◆ **Exercise directions**: Exactly repeat the material, dropping every picture from the copy.

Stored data
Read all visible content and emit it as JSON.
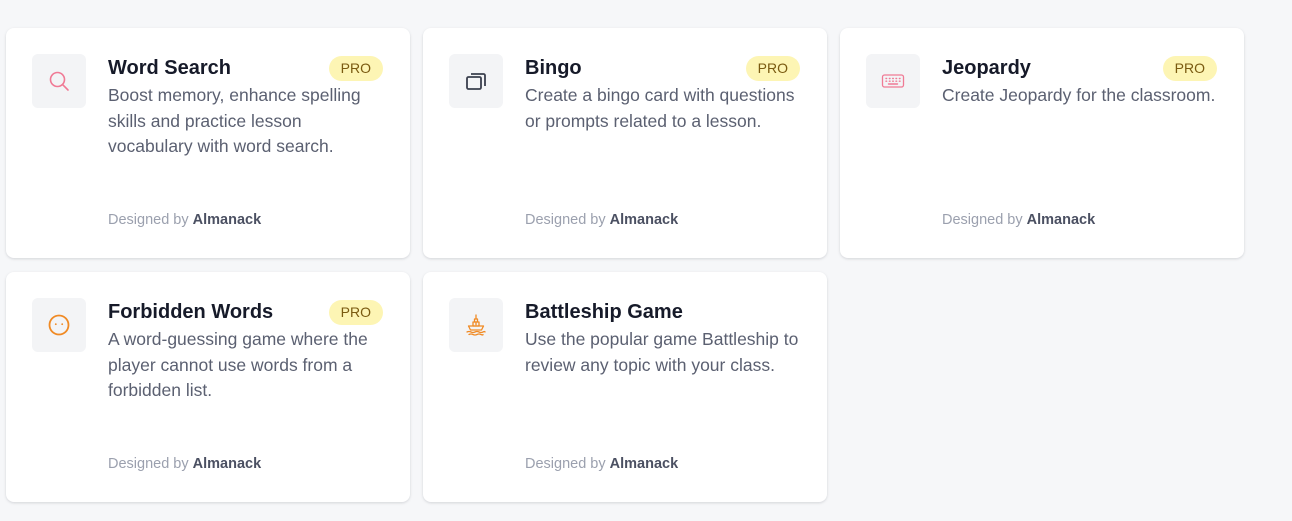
{
  "colors": {
    "page_background": "#f6f7f9",
    "card_background": "#ffffff",
    "pro_badge_background": "#fdf5b4",
    "pro_badge_text": "#7a5a10"
  },
  "cards": [
    {
      "title": "Word Search",
      "badge": "PRO",
      "description": "Boost memory, enhance spelling skills and practice lesson vocabulary with word search.",
      "footer_prefix": "Designed by",
      "author": "Almanack",
      "icon": "search-icon",
      "icon_color": "#f07a95"
    },
    {
      "title": "Bingo",
      "badge": "PRO",
      "description": "Create a bingo card with questions or prompts related to a lesson.",
      "footer_prefix": "Designed by",
      "author": "Almanack",
      "icon": "cards-stack-icon",
      "icon_color": "#3a3f4d"
    },
    {
      "title": "Jeopardy",
      "badge": "PRO",
      "description": "Create Jeopardy for the classroom.",
      "footer_prefix": "Designed by",
      "author": "Almanack",
      "icon": "keyboard-icon",
      "icon_color": "#f07a95"
    },
    {
      "title": "Forbidden Words",
      "badge": "PRO",
      "description": "A word-guessing game where the player cannot use words from a forbidden list.",
      "footer_prefix": "Designed by",
      "author": "Almanack",
      "icon": "face-icon",
      "icon_color": "#f08a24"
    },
    {
      "title": "Battleship Game",
      "description": "Use the popular game Battleship to review any topic with your class.",
      "footer_prefix": "Designed by",
      "author": "Almanack",
      "icon": "ship-icon",
      "icon_color": "#f08a24"
    }
  ]
}
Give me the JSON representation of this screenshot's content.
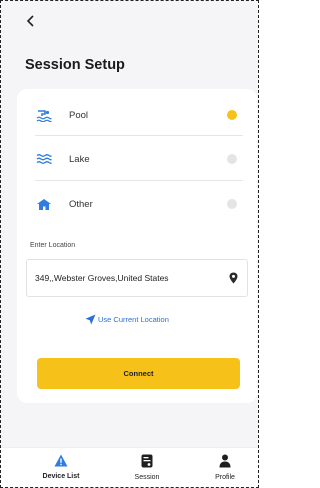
{
  "header": {
    "back_icon": "chevron-left-icon",
    "title": "Session Setup"
  },
  "water_options": [
    {
      "label": "Pool",
      "icon": "pool-icon",
      "selected": true
    },
    {
      "label": "Lake",
      "icon": "lake-waves-icon",
      "selected": false
    },
    {
      "label": "Other",
      "icon": "house-icon",
      "selected": false
    }
  ],
  "location": {
    "label": "Enter Location",
    "value": "349,,Webster Groves,United States",
    "pin_icon": "map-pin-icon",
    "use_current_label": "Use Current Location",
    "use_current_icon": "navigation-arrow-icon"
  },
  "connect_label": "Connect",
  "tabs": [
    {
      "label": "Device List",
      "icon": "warning-triangle-icon",
      "active": true
    },
    {
      "label": "Session",
      "icon": "session-device-icon",
      "active": false
    },
    {
      "label": "Profile",
      "icon": "person-icon",
      "active": false
    }
  ],
  "colors": {
    "accent_yellow": "#f6c21a",
    "link_blue": "#2b6fd6",
    "icon_blue": "#2f7de0"
  }
}
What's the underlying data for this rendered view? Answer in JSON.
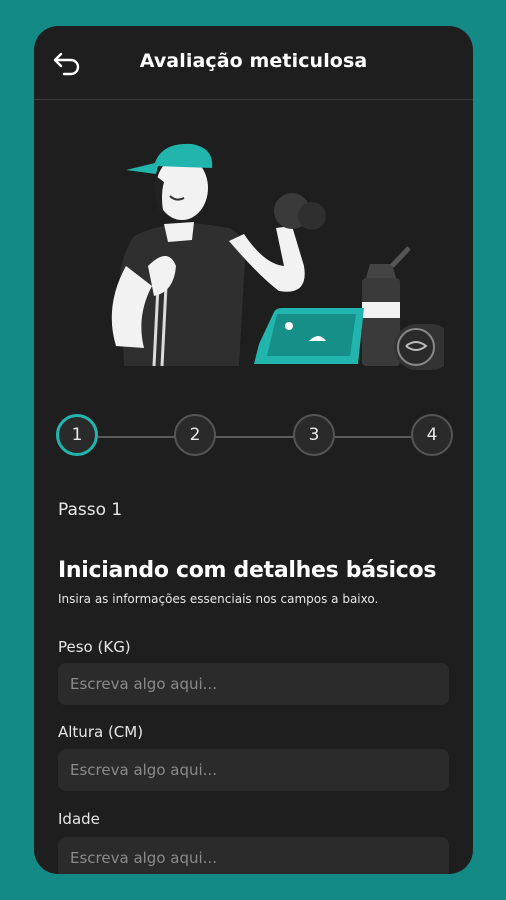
{
  "header": {
    "title": "Avaliação meticulosa",
    "back_icon": "back-arrow-icon"
  },
  "stepper": {
    "steps": [
      "1",
      "2",
      "3",
      "4"
    ],
    "active_step": 1,
    "active_color": "#21b5ae"
  },
  "content": {
    "step_label": "Passo 1",
    "heading": "Iniciando com detalhes básicos",
    "subheading": "Insira as informações essenciais nos campos a baixo."
  },
  "fields": [
    {
      "label": "Peso (KG)",
      "placeholder": "Escreva algo aqui..."
    },
    {
      "label": "Altura (CM)",
      "placeholder": "Escreva algo aqui..."
    },
    {
      "label": "Idade",
      "placeholder": "Escreva algo aqui..."
    }
  ],
  "colors": {
    "background": "#148a86",
    "card": "#1e1e1e",
    "accent": "#21b5ae"
  }
}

◆ **Written answer**:
Read all visible content and emit it as JSON.
{
  "colors": {
    "page_background": "#f6f7f9",
    "card_background": "#ffffff",
    "pro_badge_background": "#fdf5b4",
    "pro_badge_text": "#7a5a10"
  },
  "cards": [
    {
      "title": "Word Search",
      "badge": "PRO",
      "description": "Boost memory, enhance spelling skills and practice lesson vocabulary with word search.",
      "footer_prefix": "Designed by",
      "author": "Almanack",
      "icon": "search-icon",
      "icon_color": "#f07a95"
    },
    {
      "title": "Bingo",
      "badge": "PRO",
      "description": "Create a bingo card with questions or prompts related to a lesson.",
      "footer_prefix": "Designed by",
      "author": "Almanack",
      "icon": "cards-stack-icon",
      "icon_color": "#3a3f4d"
    },
    {
      "title": "Jeopardy",
      "badge": "PRO",
      "description": "Create Jeopardy for the classroom.",
      "footer_prefix": "Designed by",
      "author": "Almanack",
      "icon": "keyboard-icon",
      "icon_color": "#f07a95"
    },
    {
      "title": "Forbidden Words",
      "badge": "PRO",
      "description": "A word-guessing game where the player cannot use words from a forbidden list.",
      "footer_prefix": "Designed by",
      "author": "Almanack",
      "icon": "face-icon",
      "icon_color": "#f08a24"
    },
    {
      "title": "Battleship Game",
      "description": "Use the popular game Battleship to review any topic with your class.",
      "footer_prefix": "Designed by",
      "author": "Almanack",
      "icon": "ship-icon",
      "icon_color": "#f08a24"
    }
  ]
}
Give me the JSON representation of this screenshot's content.
{
  "header": {
    "back_icon": "chevron-left-icon",
    "title": "Session Setup"
  },
  "water_options": [
    {
      "label": "Pool",
      "icon": "pool-icon",
      "selected": true
    },
    {
      "label": "Lake",
      "icon": "lake-waves-icon",
      "selected": false
    },
    {
      "label": "Other",
      "icon": "house-icon",
      "selected": false
    }
  ],
  "location": {
    "label": "Enter Location",
    "value": "349,,Webster Groves,United States",
    "pin_icon": "map-pin-icon",
    "use_current_label": "Use Current Location",
    "use_current_icon": "navigation-arrow-icon"
  },
  "connect_label": "Connect",
  "tabs": [
    {
      "label": "Device List",
      "icon": "warning-triangle-icon",
      "active": true
    },
    {
      "label": "Session",
      "icon": "session-device-icon",
      "active": false
    },
    {
      "label": "Profile",
      "icon": "person-icon",
      "active": false
    }
  ],
  "colors": {
    "accent_yellow": "#f6c21a",
    "link_blue": "#2b6fd6",
    "icon_blue": "#2f7de0"
  }
}
What's the underlying data for this rendered view? Answer in JSON.
{
  "header": {
    "title": "Avaliação meticulosa",
    "back_icon": "back-arrow-icon"
  },
  "stepper": {
    "steps": [
      "1",
      "2",
      "3",
      "4"
    ],
    "active_step": 1,
    "active_color": "#21b5ae"
  },
  "content": {
    "step_label": "Passo 1",
    "heading": "Iniciando com detalhes básicos",
    "subheading": "Insira as informações essenciais nos campos a baixo."
  },
  "fields": [
    {
      "label": "Peso (KG)",
      "placeholder": "Escreva algo aqui..."
    },
    {
      "label": "Altura (CM)",
      "placeholder": "Escreva algo aqui..."
    },
    {
      "label": "Idade",
      "placeholder": "Escreva algo aqui..."
    }
  ],
  "colors": {
    "background": "#148a86",
    "card": "#1e1e1e",
    "accent": "#21b5ae"
  }
}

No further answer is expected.